Task goal:
Collect all lines containing the word "value" from the data.

Stored records:
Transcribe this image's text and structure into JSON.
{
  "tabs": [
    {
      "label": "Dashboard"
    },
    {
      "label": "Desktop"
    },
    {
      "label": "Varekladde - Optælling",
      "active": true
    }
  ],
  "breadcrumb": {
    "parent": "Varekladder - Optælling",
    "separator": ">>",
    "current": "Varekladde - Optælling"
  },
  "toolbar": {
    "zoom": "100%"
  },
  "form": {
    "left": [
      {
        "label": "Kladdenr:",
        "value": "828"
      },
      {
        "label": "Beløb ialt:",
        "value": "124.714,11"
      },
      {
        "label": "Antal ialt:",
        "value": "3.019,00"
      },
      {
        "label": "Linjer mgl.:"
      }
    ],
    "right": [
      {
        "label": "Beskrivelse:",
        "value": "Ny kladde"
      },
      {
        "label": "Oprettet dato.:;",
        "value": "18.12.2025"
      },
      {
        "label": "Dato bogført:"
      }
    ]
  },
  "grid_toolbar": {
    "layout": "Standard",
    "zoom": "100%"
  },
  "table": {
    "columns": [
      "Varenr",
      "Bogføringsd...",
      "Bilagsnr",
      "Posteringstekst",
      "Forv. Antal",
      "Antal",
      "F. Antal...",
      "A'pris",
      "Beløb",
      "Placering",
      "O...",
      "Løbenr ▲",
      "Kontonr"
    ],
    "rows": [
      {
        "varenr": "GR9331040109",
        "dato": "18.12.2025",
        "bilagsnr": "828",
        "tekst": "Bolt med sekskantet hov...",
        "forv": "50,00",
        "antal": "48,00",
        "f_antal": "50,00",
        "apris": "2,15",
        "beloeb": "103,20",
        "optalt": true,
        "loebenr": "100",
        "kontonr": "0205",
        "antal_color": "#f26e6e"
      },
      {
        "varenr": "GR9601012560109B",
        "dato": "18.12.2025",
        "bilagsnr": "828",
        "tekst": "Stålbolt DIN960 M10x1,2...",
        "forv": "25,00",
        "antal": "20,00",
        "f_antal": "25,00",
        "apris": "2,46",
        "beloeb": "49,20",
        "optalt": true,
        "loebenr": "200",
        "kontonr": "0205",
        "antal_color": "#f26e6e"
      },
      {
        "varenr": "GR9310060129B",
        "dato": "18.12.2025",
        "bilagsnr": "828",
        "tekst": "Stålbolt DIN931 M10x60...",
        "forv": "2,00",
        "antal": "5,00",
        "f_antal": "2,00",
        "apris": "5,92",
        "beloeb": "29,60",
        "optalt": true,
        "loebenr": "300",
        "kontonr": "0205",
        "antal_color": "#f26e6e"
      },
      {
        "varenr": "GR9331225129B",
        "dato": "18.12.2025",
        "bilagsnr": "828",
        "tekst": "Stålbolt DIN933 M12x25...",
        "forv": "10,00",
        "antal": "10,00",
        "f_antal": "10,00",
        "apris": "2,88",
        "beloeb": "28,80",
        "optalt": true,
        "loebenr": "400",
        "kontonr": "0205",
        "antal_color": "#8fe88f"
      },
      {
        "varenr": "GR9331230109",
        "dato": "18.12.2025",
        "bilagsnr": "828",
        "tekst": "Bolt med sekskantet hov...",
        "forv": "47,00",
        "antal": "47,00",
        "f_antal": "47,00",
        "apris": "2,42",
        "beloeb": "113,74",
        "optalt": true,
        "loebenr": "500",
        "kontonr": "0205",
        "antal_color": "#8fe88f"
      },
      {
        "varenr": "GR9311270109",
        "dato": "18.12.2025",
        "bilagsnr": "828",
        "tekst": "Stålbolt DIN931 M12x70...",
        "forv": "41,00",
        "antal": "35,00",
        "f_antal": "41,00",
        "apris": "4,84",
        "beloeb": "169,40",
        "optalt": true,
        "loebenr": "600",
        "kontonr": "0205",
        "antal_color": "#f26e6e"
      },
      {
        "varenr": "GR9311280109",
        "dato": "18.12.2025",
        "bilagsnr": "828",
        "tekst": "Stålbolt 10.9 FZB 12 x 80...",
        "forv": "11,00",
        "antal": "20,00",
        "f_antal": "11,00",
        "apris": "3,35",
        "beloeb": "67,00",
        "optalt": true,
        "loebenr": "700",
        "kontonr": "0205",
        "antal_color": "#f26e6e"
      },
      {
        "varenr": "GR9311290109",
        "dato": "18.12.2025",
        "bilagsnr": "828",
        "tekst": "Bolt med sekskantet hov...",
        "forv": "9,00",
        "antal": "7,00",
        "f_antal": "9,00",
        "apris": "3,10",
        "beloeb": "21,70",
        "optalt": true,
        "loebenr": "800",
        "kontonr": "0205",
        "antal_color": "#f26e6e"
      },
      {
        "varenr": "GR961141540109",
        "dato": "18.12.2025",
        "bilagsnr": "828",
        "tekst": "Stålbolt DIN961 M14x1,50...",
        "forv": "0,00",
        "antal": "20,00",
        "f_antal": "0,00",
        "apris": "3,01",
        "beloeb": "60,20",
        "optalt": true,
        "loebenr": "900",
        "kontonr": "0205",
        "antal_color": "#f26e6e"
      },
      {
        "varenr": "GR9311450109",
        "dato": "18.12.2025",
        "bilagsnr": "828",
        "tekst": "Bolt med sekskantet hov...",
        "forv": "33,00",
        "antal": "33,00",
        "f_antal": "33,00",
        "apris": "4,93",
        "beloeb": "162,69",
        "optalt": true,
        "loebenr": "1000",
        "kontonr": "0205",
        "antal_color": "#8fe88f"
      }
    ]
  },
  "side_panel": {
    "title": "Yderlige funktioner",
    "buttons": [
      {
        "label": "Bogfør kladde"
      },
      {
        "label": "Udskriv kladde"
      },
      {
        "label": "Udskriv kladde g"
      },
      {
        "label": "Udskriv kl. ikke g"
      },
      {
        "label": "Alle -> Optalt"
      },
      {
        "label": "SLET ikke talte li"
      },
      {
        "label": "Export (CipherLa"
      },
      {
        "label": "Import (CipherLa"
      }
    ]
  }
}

Finished answer:
        "value": "828"
        "value": "124.714,11"
        "value": "3.019,00"
        "value": "Ny kladde"
        "value": "18.12.2025"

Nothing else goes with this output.